━━━━━ DOCUMENT SEGMENT

Supreme Court of Canada
Board of Trustees of Separate School in Seneca
Township and Village of Cayuga v. Township of Seneca, [1964] S.C.R. 569
Date: 1964-06-03
The Board of
Trustees of the Roman Catholic Union Separate School for the United Sections
Number 11 in the Township of Seneca and the Village of Cayuga (Applicant)
Appellant;
and
The Corporation of
the Township of Seneca (Respondent) Respondent.
1964: May 4; 1964: June 3.
Present: Cartwright, Abbott, Judson, Hall
and Spence JJ.
ON APPEAL FROM THE COURT OF APPEAL FOR
ONTARIO.
Taxation—Lands and building owned by school
board ceasing to be used as a school—School remaining closed and property not
used for any purpose—Whether liable to taxation—The Assessment Act, R.S.O.
1960, c. 23, s. 4, as amended, 1960-61 (Ont.), c. 4, s. 1; 1961‑62
(Ont.), c. 6, s. 1.
[Page 570]
The appellant school board acquired a school
site in March of 1959 and built on it a one‑room school which came into
use in December 1959. In December 1961 the board ceased to use the building as
a school. From that date the building remained vacant and was not used for any
purpose. On July 31, 1962, the
respondent township entered the lands and building on the collector’s roll as
having ceased to be exempt from taxation for the balance of the year 1962, and
further, assessed the lands and building for the year 1963 as taxable property.
An application was made by the board to the
Supreme Court of Ontario for an order declaring that the lands in question were
exempt from taxation pursuant to the provisions of The Assessment Act. The
Chief Justice of the High Court made this declaration. His judgment was
reversed by a majority decision of the Court of Appeal. An appeal was then
brought to this Court pursuant to leave granted by the Court of Appeal.
Held (JUDSON
J. dissenting): The appeal should be allowed.
Per Cartwright,
Abbott, Hall and Spence JJ.: The appellant’s lands, although unoccupied, were
exempted from taxation by the plain words of clause 9 of s. 4 of The
Assessment Act, it not having been shown that it was “otherwise provided in
this or any other Act”. The circumstance that, because the condition prescribed
as to use had not been fulfilled, the wording of clause 4 was not apt to
entitle the appellant to exemption under that clause fell short of providing
that it shall not be entitled to exemption under the plain words of clause 9,
the application of which depends on ownership and not upon use.
Per Judson J.,
dissenting: Paragraph 9 of s. 4 of The Assessment Act was amended
in 1962 by the addition of the words “and except as otherwise provided in this
or any other Act”. Exemption was thus given to the property of a school board
except as otherwise provided in this or any other Act. This put the two
assessments with which this appeal was concerned under para. 4 of s. 4, as that
was the only possible reference to anything otherwise provided in this Act.

━━━━━━━━━━
━━━━━ GIVEN RECORDS

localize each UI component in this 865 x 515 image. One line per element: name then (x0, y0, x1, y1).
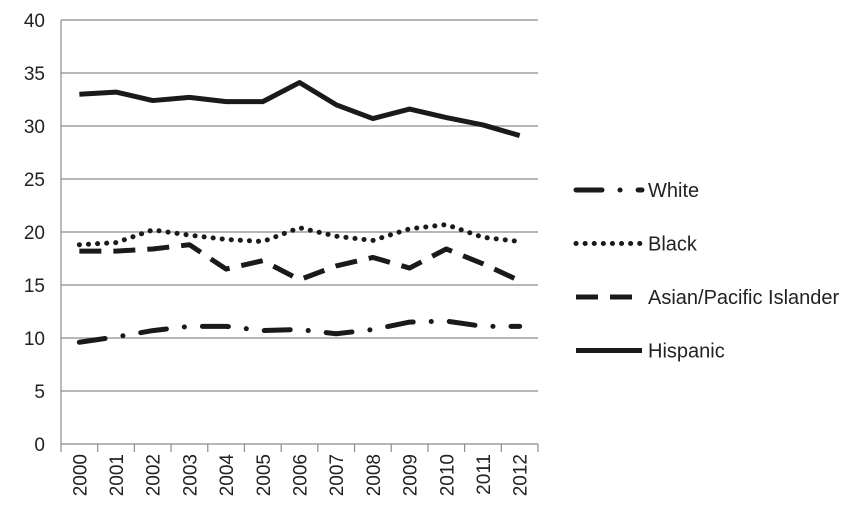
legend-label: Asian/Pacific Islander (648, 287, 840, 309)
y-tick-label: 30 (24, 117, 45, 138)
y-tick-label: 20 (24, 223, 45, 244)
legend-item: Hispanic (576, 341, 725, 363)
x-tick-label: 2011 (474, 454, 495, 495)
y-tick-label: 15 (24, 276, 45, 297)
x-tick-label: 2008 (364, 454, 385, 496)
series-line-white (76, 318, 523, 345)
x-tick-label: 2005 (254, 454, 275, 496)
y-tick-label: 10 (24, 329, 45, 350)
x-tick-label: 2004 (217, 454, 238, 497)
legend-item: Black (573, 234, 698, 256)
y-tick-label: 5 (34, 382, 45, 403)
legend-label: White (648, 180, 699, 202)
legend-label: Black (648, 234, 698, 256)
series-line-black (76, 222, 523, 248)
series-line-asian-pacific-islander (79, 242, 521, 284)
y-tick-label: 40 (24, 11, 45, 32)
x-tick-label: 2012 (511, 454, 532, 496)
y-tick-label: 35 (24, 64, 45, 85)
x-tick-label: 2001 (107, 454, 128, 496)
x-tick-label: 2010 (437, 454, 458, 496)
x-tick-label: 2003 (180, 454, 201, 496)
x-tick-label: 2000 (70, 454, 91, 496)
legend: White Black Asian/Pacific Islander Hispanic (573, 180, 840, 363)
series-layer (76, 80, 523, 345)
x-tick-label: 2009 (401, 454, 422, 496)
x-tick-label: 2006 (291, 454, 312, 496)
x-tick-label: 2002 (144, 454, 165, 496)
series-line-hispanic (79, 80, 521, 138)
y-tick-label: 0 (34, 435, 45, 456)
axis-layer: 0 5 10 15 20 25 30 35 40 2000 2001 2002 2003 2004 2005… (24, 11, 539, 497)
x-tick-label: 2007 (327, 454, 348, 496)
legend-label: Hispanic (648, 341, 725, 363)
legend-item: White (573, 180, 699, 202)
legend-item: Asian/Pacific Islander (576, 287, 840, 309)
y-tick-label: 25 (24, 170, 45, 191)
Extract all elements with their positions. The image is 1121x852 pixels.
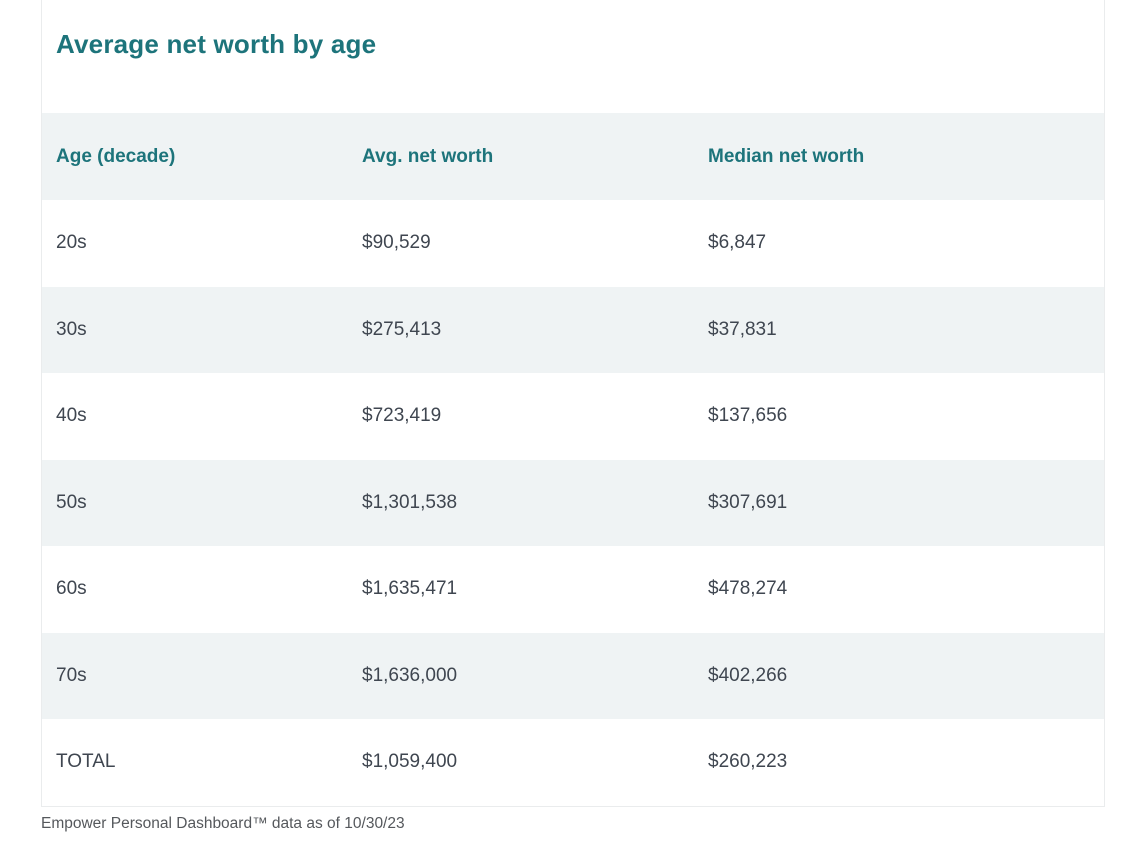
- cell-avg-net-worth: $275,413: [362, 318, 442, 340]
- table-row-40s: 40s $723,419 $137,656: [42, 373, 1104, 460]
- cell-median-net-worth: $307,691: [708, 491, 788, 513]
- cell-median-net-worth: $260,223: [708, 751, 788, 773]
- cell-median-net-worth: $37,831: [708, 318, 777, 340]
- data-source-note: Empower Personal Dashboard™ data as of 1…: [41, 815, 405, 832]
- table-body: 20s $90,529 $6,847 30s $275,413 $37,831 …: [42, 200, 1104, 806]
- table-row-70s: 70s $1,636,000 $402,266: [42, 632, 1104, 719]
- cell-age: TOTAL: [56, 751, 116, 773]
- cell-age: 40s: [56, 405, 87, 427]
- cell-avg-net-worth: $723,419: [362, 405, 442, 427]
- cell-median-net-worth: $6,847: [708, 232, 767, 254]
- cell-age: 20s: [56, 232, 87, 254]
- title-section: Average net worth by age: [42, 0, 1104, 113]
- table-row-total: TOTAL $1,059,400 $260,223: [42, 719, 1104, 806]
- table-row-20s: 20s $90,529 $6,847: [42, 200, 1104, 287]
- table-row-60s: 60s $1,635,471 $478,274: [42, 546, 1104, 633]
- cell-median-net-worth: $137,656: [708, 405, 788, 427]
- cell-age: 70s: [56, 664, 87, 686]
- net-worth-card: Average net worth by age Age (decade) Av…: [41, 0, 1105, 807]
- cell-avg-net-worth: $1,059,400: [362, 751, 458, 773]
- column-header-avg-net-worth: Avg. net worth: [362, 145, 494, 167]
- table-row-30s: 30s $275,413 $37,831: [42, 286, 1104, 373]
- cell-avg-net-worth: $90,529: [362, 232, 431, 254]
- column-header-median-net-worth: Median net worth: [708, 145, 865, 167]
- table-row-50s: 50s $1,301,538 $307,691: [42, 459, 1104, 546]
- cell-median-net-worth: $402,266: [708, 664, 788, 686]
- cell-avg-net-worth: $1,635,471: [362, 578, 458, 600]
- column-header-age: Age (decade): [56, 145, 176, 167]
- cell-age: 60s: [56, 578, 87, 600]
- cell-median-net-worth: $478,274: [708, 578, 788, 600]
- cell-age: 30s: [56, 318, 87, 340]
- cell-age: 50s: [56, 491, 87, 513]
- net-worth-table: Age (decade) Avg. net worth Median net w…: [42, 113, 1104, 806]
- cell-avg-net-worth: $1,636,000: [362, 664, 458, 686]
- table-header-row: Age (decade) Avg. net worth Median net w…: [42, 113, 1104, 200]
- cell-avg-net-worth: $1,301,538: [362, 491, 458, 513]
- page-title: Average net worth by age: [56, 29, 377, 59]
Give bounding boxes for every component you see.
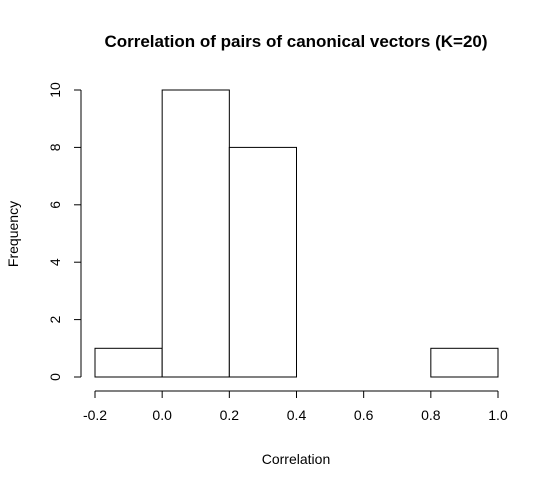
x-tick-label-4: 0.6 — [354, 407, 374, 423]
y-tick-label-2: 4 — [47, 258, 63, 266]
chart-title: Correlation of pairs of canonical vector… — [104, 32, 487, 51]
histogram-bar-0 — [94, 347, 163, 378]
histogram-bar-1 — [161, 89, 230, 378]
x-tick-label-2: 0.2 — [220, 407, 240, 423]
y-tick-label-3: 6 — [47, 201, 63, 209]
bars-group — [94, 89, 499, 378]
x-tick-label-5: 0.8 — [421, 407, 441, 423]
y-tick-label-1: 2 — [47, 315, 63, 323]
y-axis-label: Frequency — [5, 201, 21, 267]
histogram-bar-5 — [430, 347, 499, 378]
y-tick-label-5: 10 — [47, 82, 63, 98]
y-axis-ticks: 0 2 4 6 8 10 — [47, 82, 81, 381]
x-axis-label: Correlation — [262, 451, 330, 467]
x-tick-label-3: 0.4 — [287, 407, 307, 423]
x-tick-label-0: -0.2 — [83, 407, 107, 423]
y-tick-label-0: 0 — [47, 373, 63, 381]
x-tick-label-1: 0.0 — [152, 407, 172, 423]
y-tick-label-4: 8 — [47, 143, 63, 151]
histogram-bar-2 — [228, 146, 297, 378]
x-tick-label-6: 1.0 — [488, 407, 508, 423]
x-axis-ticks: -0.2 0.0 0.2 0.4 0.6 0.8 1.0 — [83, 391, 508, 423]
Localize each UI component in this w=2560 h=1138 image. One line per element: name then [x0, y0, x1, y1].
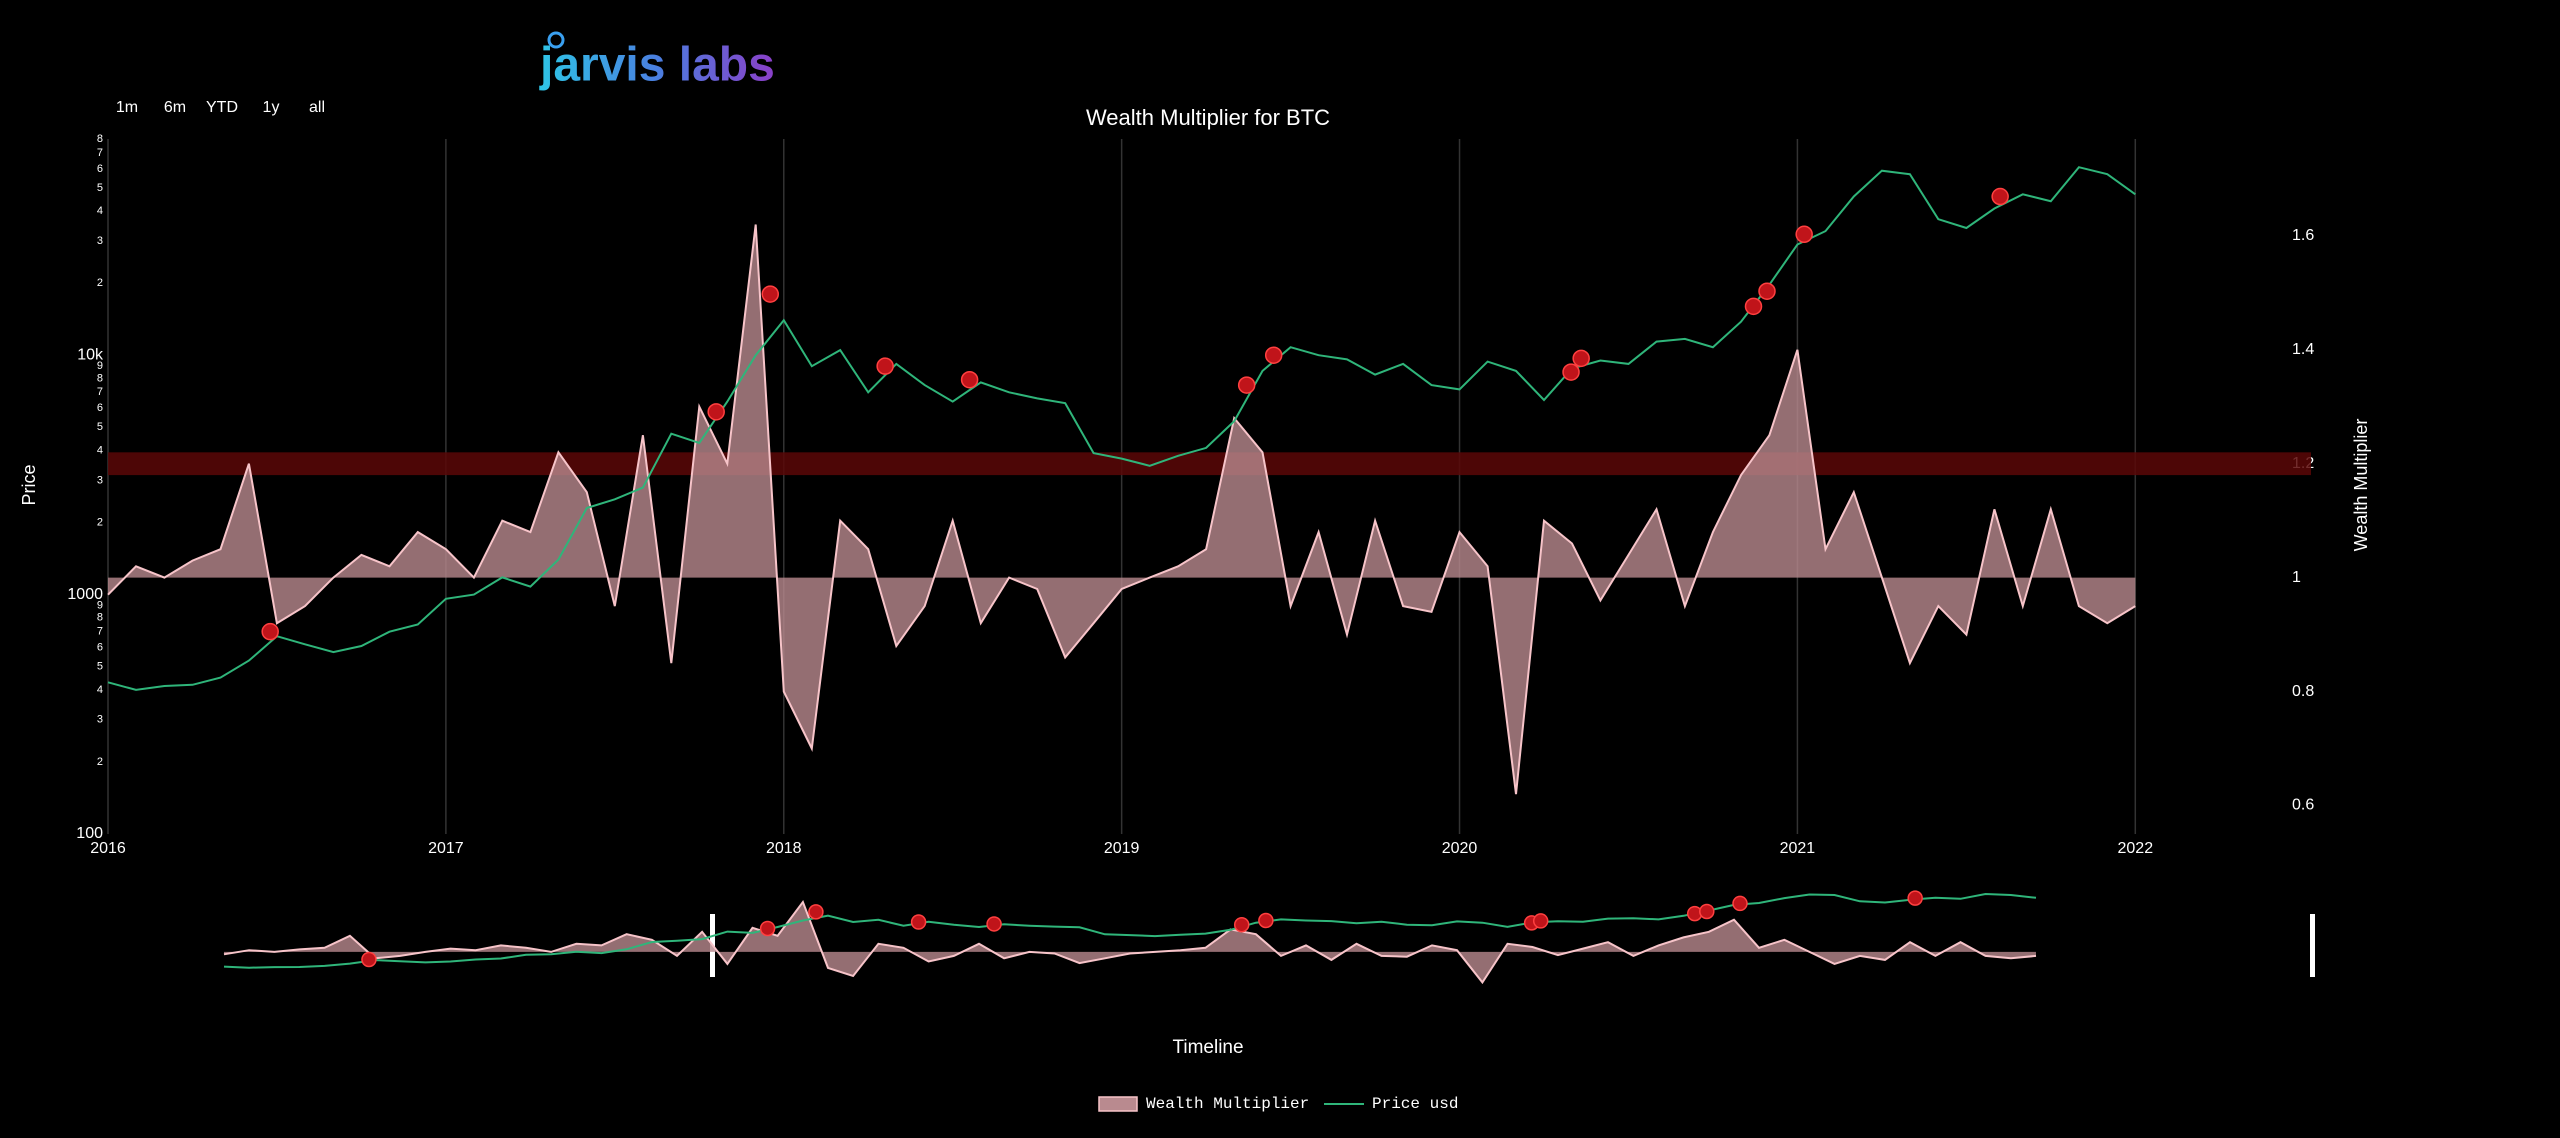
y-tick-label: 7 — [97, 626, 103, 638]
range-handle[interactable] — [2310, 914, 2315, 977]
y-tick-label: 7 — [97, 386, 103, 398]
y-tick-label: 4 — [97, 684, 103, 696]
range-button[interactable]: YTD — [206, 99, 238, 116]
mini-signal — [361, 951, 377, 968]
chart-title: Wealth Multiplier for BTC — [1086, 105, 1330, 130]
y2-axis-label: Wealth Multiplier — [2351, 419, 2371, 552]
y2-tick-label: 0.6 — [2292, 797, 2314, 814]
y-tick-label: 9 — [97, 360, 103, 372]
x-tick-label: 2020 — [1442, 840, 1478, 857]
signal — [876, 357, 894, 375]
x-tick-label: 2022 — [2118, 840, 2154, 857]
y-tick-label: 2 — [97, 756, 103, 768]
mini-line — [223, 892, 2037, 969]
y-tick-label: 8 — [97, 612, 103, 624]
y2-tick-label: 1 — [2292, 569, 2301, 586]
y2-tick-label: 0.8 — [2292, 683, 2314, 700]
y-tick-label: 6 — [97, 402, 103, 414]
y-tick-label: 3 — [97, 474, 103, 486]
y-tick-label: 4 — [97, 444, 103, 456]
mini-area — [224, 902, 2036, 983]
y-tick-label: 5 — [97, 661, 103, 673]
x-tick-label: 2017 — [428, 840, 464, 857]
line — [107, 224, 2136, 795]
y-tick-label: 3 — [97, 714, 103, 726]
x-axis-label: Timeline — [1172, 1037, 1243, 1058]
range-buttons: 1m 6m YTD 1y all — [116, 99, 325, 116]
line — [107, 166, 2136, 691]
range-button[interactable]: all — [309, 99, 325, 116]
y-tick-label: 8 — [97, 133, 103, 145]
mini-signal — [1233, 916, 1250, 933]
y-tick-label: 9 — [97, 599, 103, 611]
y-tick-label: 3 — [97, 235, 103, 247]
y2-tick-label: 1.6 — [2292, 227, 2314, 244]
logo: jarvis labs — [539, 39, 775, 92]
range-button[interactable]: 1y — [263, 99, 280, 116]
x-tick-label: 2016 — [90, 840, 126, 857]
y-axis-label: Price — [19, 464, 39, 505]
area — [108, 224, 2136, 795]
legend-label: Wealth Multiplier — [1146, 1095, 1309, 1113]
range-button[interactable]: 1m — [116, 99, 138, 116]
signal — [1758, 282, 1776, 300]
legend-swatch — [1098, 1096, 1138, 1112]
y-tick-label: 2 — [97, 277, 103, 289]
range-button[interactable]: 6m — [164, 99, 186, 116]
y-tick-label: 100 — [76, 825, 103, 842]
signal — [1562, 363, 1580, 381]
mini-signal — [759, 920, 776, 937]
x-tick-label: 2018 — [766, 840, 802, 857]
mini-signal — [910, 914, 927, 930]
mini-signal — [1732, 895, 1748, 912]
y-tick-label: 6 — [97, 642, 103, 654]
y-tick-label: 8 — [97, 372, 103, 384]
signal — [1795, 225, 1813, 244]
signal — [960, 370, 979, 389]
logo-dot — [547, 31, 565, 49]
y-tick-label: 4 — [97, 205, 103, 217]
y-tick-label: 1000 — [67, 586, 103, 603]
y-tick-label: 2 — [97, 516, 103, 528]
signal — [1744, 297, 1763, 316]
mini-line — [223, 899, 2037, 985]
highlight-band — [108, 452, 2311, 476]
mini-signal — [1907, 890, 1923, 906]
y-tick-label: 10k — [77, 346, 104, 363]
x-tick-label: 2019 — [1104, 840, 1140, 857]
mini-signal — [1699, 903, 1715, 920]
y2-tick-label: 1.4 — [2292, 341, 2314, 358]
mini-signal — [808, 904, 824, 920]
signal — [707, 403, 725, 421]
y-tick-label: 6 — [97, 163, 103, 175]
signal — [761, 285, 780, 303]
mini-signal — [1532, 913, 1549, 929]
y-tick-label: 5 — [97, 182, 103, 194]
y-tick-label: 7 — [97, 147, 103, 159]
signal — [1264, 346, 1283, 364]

━━━━━━━━━━

--- TASKS FOR THIS EXERCISE ---
a – Answer these questions about the case summary:
(i) In what month and year did the one-room school come into use?
(ii) Which judge dissented?
(iii) Which court granted leave to appeal to the Supreme Court of Canada?
b – Set down the records starting at their first line and ending at the line that contains "Extract all elements", with both ends included. Leave out the pictures.
The case summary and the records have no connection to each other.

--- THE ANSWERS ---
a –
(i) December 1959
(ii) Judson J.
(iii) The Court of Appeal

b –
localize each UI component in this 865 x 515 image. One line per element: name then (x0, y0, x1, y1).
legend-label: Asian/Pacific Islander (648, 287, 840, 309)
y-tick-label: 30 (24, 117, 45, 138)
y-tick-label: 20 (24, 223, 45, 244)
legend-item: Hispanic (576, 341, 725, 363)
x-tick-label: 2011 (474, 454, 495, 495)
y-tick-label: 15 (24, 276, 45, 297)
x-tick-label: 2008 (364, 454, 385, 496)
series-line-white (76, 318, 523, 345)
x-tick-label: 2005 (254, 454, 275, 496)
y-tick-label: 10 (24, 329, 45, 350)
x-tick-label: 2004 (217, 454, 238, 497)
legend-item: Black (573, 234, 698, 256)
y-tick-label: 5 (34, 382, 45, 403)
legend-label: White (648, 180, 699, 202)
legend-label: Black (648, 234, 698, 256)
series-line-black (76, 222, 523, 248)
series-line-asian-pacific-islander (79, 242, 521, 284)
y-tick-label: 40 (24, 11, 45, 32)
x-tick-label: 2012 (511, 454, 532, 496)
y-tick-label: 35 (24, 64, 45, 85)
x-tick-label: 2001 (107, 454, 128, 496)
x-tick-label: 2010 (437, 454, 458, 496)
x-tick-label: 2003 (180, 454, 201, 496)
x-tick-label: 2000 (70, 454, 91, 496)
legend: White Black Asian/Pacific Islander Hispanic (573, 180, 840, 363)
series-layer (76, 80, 523, 345)
x-tick-label: 2009 (401, 454, 422, 496)
x-tick-label: 2006 (291, 454, 312, 496)
x-tick-label: 2002 (144, 454, 165, 496)
series-line-hispanic (79, 80, 521, 138)
y-tick-label: 0 (34, 435, 45, 456)
axis-layer: 0 5 10 15 20 25 30 35 40 2000 2001 2002 2003 2004 2005… (24, 11, 539, 497)
x-tick-label: 2007 (327, 454, 348, 496)
legend-label: Hispanic (648, 341, 725, 363)
legend-item: White (573, 180, 699, 202)
legend-item: Asian/Pacific Islander (576, 287, 840, 309)
y-tick-label: 25 (24, 170, 45, 191)
Extract all elements with their positions. The image is 1121x852 pixels.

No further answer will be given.